Structured figure records
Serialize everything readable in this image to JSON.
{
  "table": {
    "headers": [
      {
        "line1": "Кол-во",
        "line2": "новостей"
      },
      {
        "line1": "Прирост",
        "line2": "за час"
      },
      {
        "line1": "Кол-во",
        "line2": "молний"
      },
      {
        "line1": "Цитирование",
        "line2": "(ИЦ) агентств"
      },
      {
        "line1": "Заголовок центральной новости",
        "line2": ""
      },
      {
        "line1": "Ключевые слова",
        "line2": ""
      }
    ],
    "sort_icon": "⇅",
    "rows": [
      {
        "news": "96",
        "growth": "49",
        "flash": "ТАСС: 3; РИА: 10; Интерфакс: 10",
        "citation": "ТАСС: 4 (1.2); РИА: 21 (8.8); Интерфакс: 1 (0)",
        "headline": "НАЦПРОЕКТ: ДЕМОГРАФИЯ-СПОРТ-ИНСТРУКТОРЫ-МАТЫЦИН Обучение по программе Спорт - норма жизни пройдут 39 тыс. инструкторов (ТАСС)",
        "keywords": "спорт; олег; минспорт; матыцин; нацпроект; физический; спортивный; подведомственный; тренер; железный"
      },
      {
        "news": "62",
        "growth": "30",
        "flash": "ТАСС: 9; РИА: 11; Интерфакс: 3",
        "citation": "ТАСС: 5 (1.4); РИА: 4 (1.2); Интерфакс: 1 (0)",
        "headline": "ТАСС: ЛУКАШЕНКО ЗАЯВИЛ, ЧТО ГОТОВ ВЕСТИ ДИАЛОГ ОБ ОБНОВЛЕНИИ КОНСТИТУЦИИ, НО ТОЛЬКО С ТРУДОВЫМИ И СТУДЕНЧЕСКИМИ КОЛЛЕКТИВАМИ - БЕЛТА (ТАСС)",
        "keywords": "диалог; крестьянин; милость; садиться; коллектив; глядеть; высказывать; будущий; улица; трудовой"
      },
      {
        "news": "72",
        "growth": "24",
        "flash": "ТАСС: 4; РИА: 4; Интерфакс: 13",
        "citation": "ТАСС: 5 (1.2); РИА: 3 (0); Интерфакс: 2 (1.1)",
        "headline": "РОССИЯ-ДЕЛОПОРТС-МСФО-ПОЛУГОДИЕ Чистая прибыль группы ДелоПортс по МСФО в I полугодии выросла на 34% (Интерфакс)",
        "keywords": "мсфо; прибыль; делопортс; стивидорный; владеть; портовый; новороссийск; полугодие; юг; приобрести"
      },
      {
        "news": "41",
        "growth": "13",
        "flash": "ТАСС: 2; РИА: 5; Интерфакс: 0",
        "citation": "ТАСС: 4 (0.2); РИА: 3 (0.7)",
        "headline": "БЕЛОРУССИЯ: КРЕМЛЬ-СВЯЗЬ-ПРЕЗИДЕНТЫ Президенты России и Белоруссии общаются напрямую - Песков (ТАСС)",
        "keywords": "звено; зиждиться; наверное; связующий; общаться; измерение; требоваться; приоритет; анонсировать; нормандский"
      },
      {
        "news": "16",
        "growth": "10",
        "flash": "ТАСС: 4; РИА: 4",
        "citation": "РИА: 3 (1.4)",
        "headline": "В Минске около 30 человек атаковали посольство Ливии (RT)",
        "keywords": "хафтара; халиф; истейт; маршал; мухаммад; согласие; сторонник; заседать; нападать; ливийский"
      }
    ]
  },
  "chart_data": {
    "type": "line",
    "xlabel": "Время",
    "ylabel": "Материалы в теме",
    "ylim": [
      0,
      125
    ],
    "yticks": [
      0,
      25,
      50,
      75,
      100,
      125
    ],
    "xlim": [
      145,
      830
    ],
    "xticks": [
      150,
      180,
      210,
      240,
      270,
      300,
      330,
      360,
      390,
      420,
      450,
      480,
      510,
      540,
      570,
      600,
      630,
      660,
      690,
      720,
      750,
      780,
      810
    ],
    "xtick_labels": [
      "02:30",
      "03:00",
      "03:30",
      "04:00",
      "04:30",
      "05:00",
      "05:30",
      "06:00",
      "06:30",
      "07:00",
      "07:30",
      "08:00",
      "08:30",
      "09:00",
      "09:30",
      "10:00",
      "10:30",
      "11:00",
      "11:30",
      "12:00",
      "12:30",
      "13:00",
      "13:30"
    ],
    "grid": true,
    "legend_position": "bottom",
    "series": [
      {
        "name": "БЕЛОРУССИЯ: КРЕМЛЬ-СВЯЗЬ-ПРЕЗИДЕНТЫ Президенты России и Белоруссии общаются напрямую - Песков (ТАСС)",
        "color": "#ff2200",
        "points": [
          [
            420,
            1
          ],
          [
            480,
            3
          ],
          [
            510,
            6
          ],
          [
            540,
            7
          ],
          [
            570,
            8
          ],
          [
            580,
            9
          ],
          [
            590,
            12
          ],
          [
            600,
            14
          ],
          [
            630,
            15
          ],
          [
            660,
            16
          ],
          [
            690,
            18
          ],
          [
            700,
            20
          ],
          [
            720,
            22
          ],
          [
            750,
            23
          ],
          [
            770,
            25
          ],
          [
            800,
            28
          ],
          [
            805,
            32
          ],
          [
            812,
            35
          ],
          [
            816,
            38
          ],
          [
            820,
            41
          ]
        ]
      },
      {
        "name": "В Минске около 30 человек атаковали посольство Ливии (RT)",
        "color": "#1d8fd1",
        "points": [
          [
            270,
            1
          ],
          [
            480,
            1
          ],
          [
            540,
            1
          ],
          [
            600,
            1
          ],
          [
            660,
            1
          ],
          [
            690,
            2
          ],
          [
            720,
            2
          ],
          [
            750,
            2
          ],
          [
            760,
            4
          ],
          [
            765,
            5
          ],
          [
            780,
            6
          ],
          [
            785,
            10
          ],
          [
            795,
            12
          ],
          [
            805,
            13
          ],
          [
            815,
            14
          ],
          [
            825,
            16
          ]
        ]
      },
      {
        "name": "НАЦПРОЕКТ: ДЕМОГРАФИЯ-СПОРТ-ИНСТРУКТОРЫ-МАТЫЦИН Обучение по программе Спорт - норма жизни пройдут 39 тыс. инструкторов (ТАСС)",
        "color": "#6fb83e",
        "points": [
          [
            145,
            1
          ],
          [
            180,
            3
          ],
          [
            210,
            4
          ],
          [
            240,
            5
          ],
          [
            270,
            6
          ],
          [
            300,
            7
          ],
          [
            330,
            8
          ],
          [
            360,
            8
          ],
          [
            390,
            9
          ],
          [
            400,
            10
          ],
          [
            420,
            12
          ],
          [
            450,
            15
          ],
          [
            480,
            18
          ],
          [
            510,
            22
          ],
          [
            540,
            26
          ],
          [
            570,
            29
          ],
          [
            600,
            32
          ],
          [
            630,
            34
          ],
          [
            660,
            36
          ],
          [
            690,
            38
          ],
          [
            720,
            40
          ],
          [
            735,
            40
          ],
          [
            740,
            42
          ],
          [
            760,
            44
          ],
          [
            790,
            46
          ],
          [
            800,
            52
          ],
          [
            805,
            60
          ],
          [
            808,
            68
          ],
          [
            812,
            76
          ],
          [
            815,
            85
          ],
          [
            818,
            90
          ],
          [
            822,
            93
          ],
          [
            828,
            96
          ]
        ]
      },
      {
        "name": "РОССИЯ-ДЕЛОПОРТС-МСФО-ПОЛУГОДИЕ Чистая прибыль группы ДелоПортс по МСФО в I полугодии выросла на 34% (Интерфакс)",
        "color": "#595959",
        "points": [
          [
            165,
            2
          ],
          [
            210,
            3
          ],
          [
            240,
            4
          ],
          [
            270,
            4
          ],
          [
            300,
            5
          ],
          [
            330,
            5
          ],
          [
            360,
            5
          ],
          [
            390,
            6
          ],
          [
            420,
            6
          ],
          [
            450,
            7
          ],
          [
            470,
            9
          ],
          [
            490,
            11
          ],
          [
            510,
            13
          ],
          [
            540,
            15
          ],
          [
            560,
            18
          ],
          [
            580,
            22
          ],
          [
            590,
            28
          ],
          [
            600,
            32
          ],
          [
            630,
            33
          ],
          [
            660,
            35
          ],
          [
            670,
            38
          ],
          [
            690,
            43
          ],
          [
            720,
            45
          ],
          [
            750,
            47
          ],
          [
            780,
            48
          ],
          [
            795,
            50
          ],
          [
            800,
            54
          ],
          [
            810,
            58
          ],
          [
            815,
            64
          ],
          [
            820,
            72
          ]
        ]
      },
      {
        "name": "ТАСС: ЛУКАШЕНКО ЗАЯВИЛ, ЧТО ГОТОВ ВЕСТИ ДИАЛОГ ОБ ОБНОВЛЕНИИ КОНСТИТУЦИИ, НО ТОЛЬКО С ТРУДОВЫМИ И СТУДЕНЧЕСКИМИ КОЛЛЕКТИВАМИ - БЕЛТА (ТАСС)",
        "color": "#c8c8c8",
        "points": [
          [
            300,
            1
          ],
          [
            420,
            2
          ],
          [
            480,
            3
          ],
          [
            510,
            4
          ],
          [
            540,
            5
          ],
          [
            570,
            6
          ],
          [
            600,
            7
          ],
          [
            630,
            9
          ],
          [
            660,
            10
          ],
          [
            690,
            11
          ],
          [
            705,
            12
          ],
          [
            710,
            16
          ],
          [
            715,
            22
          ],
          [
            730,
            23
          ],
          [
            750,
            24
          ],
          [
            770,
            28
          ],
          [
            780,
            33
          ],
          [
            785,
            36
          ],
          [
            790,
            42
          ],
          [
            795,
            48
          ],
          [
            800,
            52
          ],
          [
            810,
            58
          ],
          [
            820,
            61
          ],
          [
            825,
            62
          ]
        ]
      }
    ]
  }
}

Written instruction
In the entries above, find lines with "программе" and copy each.

Exercise solution
        "headline": "НАЦПРОЕКТ: ДЕМОГРАФИЯ-СПОРТ-ИНСТРУКТОРЫ-МАТЫЦИН Обучение по программе Спорт - норма жизни пройдут 39 тыс. инструкторов (ТАСС)",
        "name": "НАЦПРОЕКТ: ДЕМОГРАФИЯ-СПОРТ-ИНСТРУКТОРЫ-МАТЫЦИН Обучение по программе Спорт - норма жизни пройдут 39 тыс. инструкторов (ТАСС)",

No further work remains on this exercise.